→ OBJECTIVE:
Gather all lines in the entries that include the word "title".

═══ DATA TO USE ═══

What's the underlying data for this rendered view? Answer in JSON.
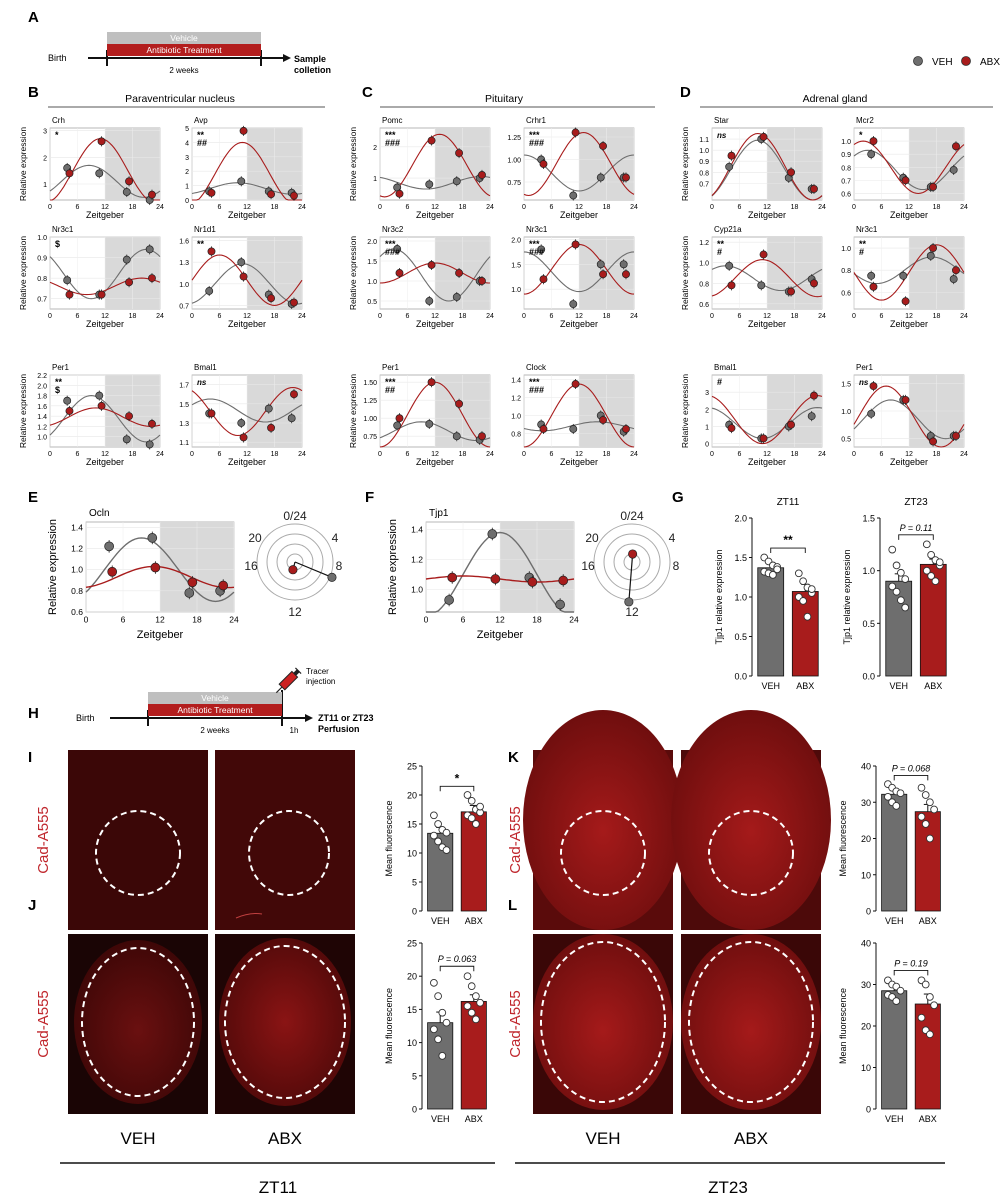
{
  "panelA": {
    "letter": "A",
    "birth": "Birth",
    "vehicle": "Vehicle",
    "treatment": "Antibiotic Treatment",
    "duration": "2 weeks",
    "sample1": "Sample",
    "sample2": "colletion"
  },
  "legend": {
    "veh": "VEH",
    "abx": "ABX"
  },
  "colors": {
    "veh": "#6e6e6e",
    "abx": "#a81c1c",
    "shade": "#d9d9d9",
    "tissue_bg": "#2a0a0a",
    "tissue": "#5a0f0f"
  },
  "sections": [
    {
      "letter": "B",
      "title": "Paraventricular nucleus"
    },
    {
      "letter": "C",
      "title": "Pituitary"
    },
    {
      "letter": "D",
      "title": "Adrenal gland"
    }
  ],
  "mini_axis": {
    "xlabel": "Zeitgeber",
    "ylabel": "Relative expression",
    "xticks": [
      "0",
      "6",
      "12",
      "18",
      "24"
    ]
  },
  "chart_data": [
    {
      "type": "line",
      "gene": "Crh",
      "sig": [
        "*"
      ],
      "ylim": [
        0.4,
        3.1
      ],
      "yticks": [
        "1",
        "2",
        "3"
      ],
      "yt": [
        1,
        2,
        3
      ],
      "x": [
        4,
        11,
        17,
        22
      ],
      "veh": [
        1.6,
        1.4,
        0.7,
        0.4
      ],
      "abx": [
        1.4,
        2.6,
        1.1,
        0.6
      ],
      "veh_fit": {
        "m": 1.1,
        "a": 0.6,
        "p": 8.5
      },
      "abx_fit": {
        "m": 1.5,
        "a": 1.2,
        "p": 11
      }
    },
    {
      "type": "line",
      "gene": "Avp",
      "sig": [
        "**",
        "##"
      ],
      "ylim": [
        0,
        5
      ],
      "yticks": [
        "0",
        "1",
        "2",
        "3",
        "4",
        "5"
      ],
      "yt": [
        0,
        1,
        2,
        3,
        4,
        5
      ],
      "x": [
        4,
        11,
        17,
        22
      ],
      "veh": [
        0.6,
        1.3,
        0.6,
        0.5
      ],
      "abx": [
        0.5,
        4.8,
        0.4,
        0.3
      ],
      "veh_fit": {
        "m": 0.8,
        "a": 0.4,
        "p": 10
      },
      "abx_fit": {
        "m": 1.8,
        "a": 2.2,
        "p": 11
      }
    },
    {
      "type": "line",
      "gene": "Nr3c1",
      "sig": [
        "$"
      ],
      "ylim": [
        0.65,
        1.0
      ],
      "yticks": [
        "0.7",
        "0.8",
        "0.9",
        "1.0"
      ],
      "yt": [
        0.7,
        0.8,
        0.9,
        1.0
      ],
      "x": [
        4,
        11,
        17,
        22
      ],
      "veh": [
        0.79,
        0.72,
        0.89,
        0.94
      ],
      "abx": [
        0.72,
        0.72,
        0.78,
        0.8
      ],
      "veh_fit": {
        "m": 0.82,
        "a": 0.12,
        "p": 21
      },
      "abx_fit": {
        "m": 0.76,
        "a": 0.04,
        "p": 20
      }
    },
    {
      "type": "line",
      "gene": "Nr1d1",
      "sig": [
        "**"
      ],
      "ylim": [
        0.65,
        1.65
      ],
      "yticks": [
        "0.7",
        "1.0",
        "1.3",
        "1.6"
      ],
      "yt": [
        0.7,
        1.0,
        1.3,
        1.6
      ],
      "x": [
        4,
        11,
        17,
        22
      ],
      "veh": [
        0.9,
        1.3,
        0.85,
        0.72
      ],
      "abx": [
        1.45,
        1.1,
        0.8,
        0.74
      ],
      "veh_fit": {
        "m": 1.0,
        "a": 0.28,
        "p": 11
      },
      "abx_fit": {
        "m": 1.05,
        "a": 0.35,
        "p": 6
      }
    },
    {
      "type": "line",
      "gene": "Per1",
      "sig": [
        "**",
        "$"
      ],
      "ylim": [
        0.8,
        2.2
      ],
      "yticks": [
        "1.0",
        "1.2",
        "1.4",
        "1.6",
        "1.8",
        "2.0",
        "2.2"
      ],
      "yt": [
        1.0,
        1.2,
        1.4,
        1.6,
        1.8,
        2.0,
        2.2
      ],
      "x": [
        4,
        11,
        17,
        22
      ],
      "veh": [
        1.7,
        1.8,
        0.95,
        0.85
      ],
      "abx": [
        1.5,
        1.6,
        1.4,
        1.25
      ],
      "veh_fit": {
        "m": 1.35,
        "a": 0.45,
        "p": 9
      },
      "abx_fit": {
        "m": 1.38,
        "a": 0.18,
        "p": 10
      }
    },
    {
      "type": "line",
      "gene": "Bmal1",
      "sig": [
        "ns"
      ],
      "ylim": [
        1.05,
        1.8
      ],
      "yticks": [
        "1.1",
        "1.3",
        "1.5",
        "1.7"
      ],
      "yt": [
        1.1,
        1.3,
        1.5,
        1.7
      ],
      "x": [
        4,
        11,
        17,
        22
      ],
      "veh": [
        1.4,
        1.3,
        1.45,
        1.35
      ],
      "abx": [
        1.4,
        1.15,
        1.25,
        1.6
      ],
      "veh_fit": {
        "m": 1.43,
        "a": 0.12,
        "p": 4
      },
      "abx_fit": {
        "m": 1.42,
        "a": 0.25,
        "p": 22
      }
    },
    {
      "type": "line",
      "gene": "Pomc",
      "sig": [
        "***",
        "###"
      ],
      "ylim": [
        0.3,
        2.6
      ],
      "yticks": [
        "1",
        "2"
      ],
      "yt": [
        1,
        2
      ],
      "x": [
        4,
        11,
        17,
        22
      ],
      "veh": [
        0.7,
        0.8,
        0.9,
        1.0
      ],
      "abx": [
        0.5,
        2.2,
        1.8,
        1.1
      ],
      "veh_fit": {
        "m": 0.85,
        "a": 0.2,
        "p": 22
      },
      "abx_fit": {
        "m": 1.4,
        "a": 1.0,
        "p": 13
      }
    },
    {
      "type": "line",
      "gene": "Crhr1",
      "sig": [
        "***",
        "###"
      ],
      "ylim": [
        0.55,
        1.35
      ],
      "yticks": [
        "0.75",
        "1.00",
        "1.25"
      ],
      "yt": [
        0.75,
        1.0,
        1.25
      ],
      "x": [
        4,
        11,
        17,
        22
      ],
      "veh": [
        1.0,
        0.6,
        0.8,
        0.8
      ],
      "abx": [
        0.95,
        1.3,
        1.15,
        0.8
      ],
      "veh_fit": {
        "m": 0.85,
        "a": 0.2,
        "p": 0
      },
      "abx_fit": {
        "m": 0.95,
        "a": 0.35,
        "p": 13
      }
    },
    {
      "type": "line",
      "gene": "Nr3c2",
      "sig": [
        "***",
        "###"
      ],
      "ylim": [
        0.3,
        2.1
      ],
      "yticks": [
        "0.5",
        "1.0",
        "1.5",
        "2.0"
      ],
      "yt": [
        0.5,
        1.0,
        1.5,
        2.0
      ],
      "x": [
        4,
        11,
        17,
        22
      ],
      "veh": [
        1.8,
        0.5,
        0.6,
        1.0
      ],
      "abx": [
        1.2,
        1.4,
        1.2,
        1.0
      ],
      "veh_fit": {
        "m": 1.15,
        "a": 0.65,
        "p": 3
      },
      "abx_fit": {
        "m": 1.2,
        "a": 0.25,
        "p": 12
      }
    },
    {
      "type": "line",
      "gene": "Nr3c1",
      "sig": [
        "***",
        "###"
      ],
      "ylim": [
        0.6,
        2.05
      ],
      "yticks": [
        "1.0",
        "1.5",
        "2.0"
      ],
      "yt": [
        1.0,
        1.5,
        2.0
      ],
      "x": [
        4,
        11,
        17,
        22
      ],
      "veh": [
        1.8,
        0.7,
        1.5,
        1.5
      ],
      "abx": [
        1.2,
        1.9,
        1.3,
        1.3
      ],
      "veh_fit": {
        "m": 1.35,
        "a": 0.4,
        "p": 0
      },
      "abx_fit": {
        "m": 1.4,
        "a": 0.5,
        "p": 12
      }
    },
    {
      "type": "line",
      "gene": "Per1",
      "sig": [
        "***",
        "##"
      ],
      "ylim": [
        0.6,
        1.6
      ],
      "yticks": [
        "0.75",
        "1.00",
        "1.25",
        "1.50"
      ],
      "yt": [
        0.75,
        1.0,
        1.25,
        1.5
      ],
      "x": [
        4,
        11,
        17,
        22
      ],
      "veh": [
        0.9,
        0.92,
        0.75,
        0.7
      ],
      "abx": [
        1.0,
        1.5,
        1.2,
        0.75
      ],
      "veh_fit": {
        "m": 0.82,
        "a": 0.13,
        "p": 9
      },
      "abx_fit": {
        "m": 1.05,
        "a": 0.45,
        "p": 12
      }
    },
    {
      "type": "line",
      "gene": "Clock",
      "sig": [
        "***",
        "###"
      ],
      "ylim": [
        0.65,
        1.45
      ],
      "yticks": [
        "0.8",
        "1.0",
        "1.2",
        "1.4"
      ],
      "yt": [
        0.8,
        1.0,
        1.2,
        1.4
      ],
      "x": [
        4,
        11,
        17,
        22
      ],
      "veh": [
        0.9,
        0.85,
        1.0,
        0.82
      ],
      "abx": [
        0.85,
        1.35,
        0.95,
        0.85
      ],
      "veh_fit": {
        "m": 0.88,
        "a": 0.05,
        "p": 16
      },
      "abx_fit": {
        "m": 1.0,
        "a": 0.35,
        "p": 12
      }
    },
    {
      "type": "line",
      "gene": "Star",
      "sig": [
        "ns"
      ],
      "ylim": [
        0.55,
        1.2
      ],
      "yticks": [
        "0.7",
        "0.8",
        "0.9",
        "1.0",
        "1.1"
      ],
      "yt": [
        0.7,
        0.8,
        0.9,
        1.0,
        1.1
      ],
      "x": [
        4,
        11,
        17,
        22
      ],
      "veh": [
        0.85,
        1.1,
        0.75,
        0.65
      ],
      "abx": [
        0.95,
        1.12,
        0.8,
        0.65
      ],
      "veh_fit": {
        "m": 0.82,
        "a": 0.27,
        "p": 10
      },
      "abx_fit": {
        "m": 0.85,
        "a": 0.3,
        "p": 10
      }
    },
    {
      "type": "line",
      "gene": "Mcr2",
      "sig": [
        "*"
      ],
      "ylim": [
        0.55,
        1.1
      ],
      "yticks": [
        "0.6",
        "0.7",
        "0.8",
        "0.9",
        "1.0"
      ],
      "yt": [
        0.6,
        0.7,
        0.8,
        0.9,
        1.0
      ],
      "x": [
        4,
        11,
        17,
        22
      ],
      "veh": [
        0.9,
        0.72,
        0.65,
        0.78
      ],
      "abx": [
        1.0,
        0.7,
        0.65,
        0.96
      ],
      "veh_fit": {
        "m": 0.78,
        "a": 0.15,
        "p": 3
      },
      "abx_fit": {
        "m": 0.8,
        "a": 0.2,
        "p": 2
      }
    },
    {
      "type": "line",
      "gene": "Cyp21a",
      "sig": [
        "**",
        "#"
      ],
      "ylim": [
        0.55,
        1.25
      ],
      "yticks": [
        "0.6",
        "0.8",
        "1.0",
        "1.2"
      ],
      "yt": [
        0.6,
        0.8,
        1.0,
        1.2
      ],
      "x": [
        4,
        11,
        17,
        22
      ],
      "veh": [
        0.97,
        0.78,
        0.72,
        0.84
      ],
      "abx": [
        0.78,
        1.08,
        0.72,
        0.8
      ],
      "veh_fit": {
        "m": 0.85,
        "a": 0.12,
        "p": 3
      },
      "abx_fit": {
        "m": 0.85,
        "a": 0.18,
        "p": 11
      }
    },
    {
      "type": "line",
      "gene": "Nr3c1",
      "sig": [
        "**",
        "#"
      ],
      "ylim": [
        0.45,
        1.1
      ],
      "yticks": [
        "0.6",
        "0.8",
        "1.0"
      ],
      "yt": [
        0.6,
        0.8,
        1.0
      ],
      "x": [
        4,
        11,
        17,
        22
      ],
      "veh": [
        0.75,
        0.75,
        0.93,
        0.72
      ],
      "abx": [
        0.65,
        0.52,
        1.0,
        0.8
      ],
      "veh_fit": {
        "m": 0.8,
        "a": 0.12,
        "p": 17
      },
      "abx_fit": {
        "m": 0.78,
        "a": 0.25,
        "p": 18
      }
    },
    {
      "type": "line",
      "gene": "Bmal1",
      "sig": [
        "#"
      ],
      "ylim": [
        -0.2,
        4.0
      ],
      "yticks": [
        "0",
        "1",
        "2",
        "3"
      ],
      "yt": [
        0,
        1,
        2,
        3
      ],
      "x": [
        4,
        11,
        17,
        22
      ],
      "veh": [
        1.1,
        0.3,
        1.0,
        1.6
      ],
      "abx": [
        0.9,
        0.3,
        1.1,
        2.8
      ],
      "veh_fit": {
        "m": 1.2,
        "a": 0.9,
        "p": 23
      },
      "abx_fit": {
        "m": 1.4,
        "a": 1.4,
        "p": 23
      }
    },
    {
      "type": "line",
      "gene": "Per1",
      "sig": [
        "ns"
      ],
      "ylim": [
        0.35,
        1.65
      ],
      "yticks": [
        "0.5",
        "1.0",
        "1.5"
      ],
      "yt": [
        0.5,
        1.0,
        1.5
      ],
      "x": [
        4,
        11,
        17,
        22
      ],
      "veh": [
        0.95,
        1.2,
        0.55,
        0.55
      ],
      "abx": [
        1.45,
        1.2,
        0.45,
        0.55
      ],
      "veh_fit": {
        "m": 0.85,
        "a": 0.35,
        "p": 8
      },
      "abx_fit": {
        "m": 0.9,
        "a": 0.55,
        "p": 7
      }
    }
  ],
  "panelE": {
    "letter": "E",
    "gene": "Ocln",
    "ylabel": "Relative expression",
    "xlabel": "Zeitgeber",
    "yticks": [
      "0.6",
      "0.8",
      "1.0",
      "1.2",
      "1.4"
    ],
    "yt": [
      0.6,
      0.8,
      1.0,
      1.2,
      1.4
    ],
    "ylim": [
      0.6,
      1.45
    ],
    "x": [
      4,
      11,
      17,
      22
    ],
    "veh": [
      1.22,
      1.3,
      0.78,
      0.8
    ],
    "abx": [
      0.98,
      1.02,
      0.88,
      0.85
    ],
    "veh_fit": {
      "m": 1.0,
      "a": 0.3,
      "p": 9
    },
    "abx_fit": {
      "m": 0.93,
      "a": 0.1,
      "p": 11
    }
  },
  "panelF": {
    "letter": "F",
    "gene": "Tjp1",
    "ylabel": "Relative expression",
    "xlabel": "Zeitgeber",
    "yticks": [
      "1.0",
      "1.2",
      "1.4"
    ],
    "yt": [
      1.0,
      1.2,
      1.4
    ],
    "ylim": [
      0.85,
      1.45
    ],
    "x": [
      4,
      11,
      17,
      22
    ],
    "veh": [
      0.93,
      1.37,
      1.08,
      0.9
    ],
    "abx": [
      1.08,
      1.07,
      1.05,
      1.06
    ],
    "veh_fit": {
      "m": 1.1,
      "a": 0.28,
      "p": 12
    },
    "abx_fit": {
      "m": 1.07,
      "a": 0.02,
      "p": 6
    }
  },
  "polar": {
    "labels": [
      "0/24",
      "4",
      "8",
      "12",
      "16",
      "20"
    ]
  },
  "panelG": {
    "letter": "G",
    "charts": [
      {
        "type": "bar",
        "title": "ZT11",
        "sig": "**",
        "ylabel": "Tjp1 relative expression",
        "categories": [
          "VEH",
          "ABX"
        ],
        "values": [
          1.37,
          1.07
        ],
        "err": [
          0.05,
          0.09
        ],
        "ylim": [
          0,
          2.0
        ],
        "yticks": [
          "0.0",
          "0.5",
          "1.0",
          "1.5",
          "2.0"
        ],
        "dots": [
          [
            1.5,
            1.45,
            1.4,
            1.38,
            1.32,
            1.3,
            1.28,
            1.35
          ],
          [
            1.3,
            1.2,
            1.12,
            1.05,
            1.0,
            0.95,
            0.75,
            1.1
          ]
        ]
      },
      {
        "type": "bar",
        "title": "ZT23",
        "sig": "P = 0.11",
        "ylabel": "Tjp1 relative expression",
        "categories": [
          "VEH",
          "ABX"
        ],
        "values": [
          0.9,
          1.06
        ],
        "err": [
          0.07,
          0.05
        ],
        "ylim": [
          0,
          1.5
        ],
        "yticks": [
          "0.0",
          "0.5",
          "1.0",
          "1.5"
        ],
        "dots": [
          [
            1.2,
            1.05,
            0.98,
            0.92,
            0.85,
            0.8,
            0.72,
            0.65
          ],
          [
            1.25,
            1.15,
            1.1,
            1.05,
            1.0,
            0.95,
            0.9,
            1.08
          ]
        ]
      }
    ]
  },
  "panelH": {
    "letter": "H",
    "birth": "Birth",
    "vehicle": "Vehicle",
    "treatment": "Antibiotic Treatment",
    "duration": "2 weeks",
    "hour": "1h",
    "tracer1": "Tracer",
    "tracer2": "injection",
    "result1": "ZT11 or ZT23",
    "result2": "Perfusion"
  },
  "imaging": {
    "stain": "Cad-A555",
    "veh": "VEH",
    "abx": "ABX",
    "zt11": "ZT11",
    "zt23": "ZT23"
  },
  "fluor": [
    {
      "letter": "I",
      "type": "bar",
      "sig": "*",
      "ylabel": "Mean fluorescence",
      "categories": [
        "VEH",
        "ABX"
      ],
      "values": [
        13.4,
        17.1
      ],
      "err": [
        1.0,
        1.1
      ],
      "ylim": [
        0,
        25
      ],
      "yticks": [
        "0",
        "5",
        "10",
        "15",
        "20",
        "25"
      ],
      "dots": [
        [
          16.5,
          15,
          14,
          13.5,
          13,
          12,
          11,
          10.5
        ],
        [
          20,
          19,
          17.5,
          17,
          16.5,
          16,
          15,
          18
        ]
      ]
    },
    {
      "letter": "J",
      "type": "bar",
      "sig": "P = 0.063",
      "ylabel": "Mean fluorescence",
      "categories": [
        "VEH",
        "ABX"
      ],
      "values": [
        13.0,
        16.2
      ],
      "err": [
        1.6,
        1.0
      ],
      "ylim": [
        0,
        25
      ],
      "yticks": [
        "0",
        "5",
        "10",
        "15",
        "20",
        "25"
      ],
      "dots": [
        [
          19,
          17,
          14.5,
          13,
          12,
          10.5,
          8
        ],
        [
          20,
          18.5,
          17,
          16,
          15.5,
          14.5,
          13.5
        ]
      ]
    },
    {
      "letter": "K",
      "type": "bar",
      "sig": "P = 0.068",
      "ylabel": "Mean fluorescence",
      "categories": [
        "VEH",
        "ABX"
      ],
      "values": [
        32.2,
        27.4
      ],
      "err": [
        1.1,
        2.0
      ],
      "ylim": [
        0,
        40
      ],
      "yticks": [
        "0",
        "10",
        "20",
        "30",
        "40"
      ],
      "dots": [
        [
          35,
          34,
          33,
          32.5,
          31.5,
          30,
          29
        ],
        [
          34,
          32,
          30,
          28,
          26,
          24,
          20
        ]
      ]
    },
    {
      "letter": "L",
      "type": "bar",
      "sig": "P = 0.19",
      "ylabel": "Mean fluorescence",
      "categories": [
        "VEH",
        "ABX"
      ],
      "values": [
        28.5,
        25.3
      ],
      "err": [
        1.1,
        2.4
      ],
      "ylim": [
        0,
        40
      ],
      "yticks": [
        "0",
        "10",
        "20",
        "30",
        "40"
      ],
      "dots": [
        [
          31,
          30,
          29.5,
          28.5,
          27.5,
          27,
          26
        ],
        [
          31,
          30,
          27,
          25,
          22,
          19,
          18
        ]
      ]
    }
  ]
}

═══

→ ANSWER FOR THIS EXERCISE:
      "title": "Paraventricular nucleus"
      "title": "Pituitary"
      "title": "Adrenal gland"
        "title": "ZT11",
        "title": "ZT23",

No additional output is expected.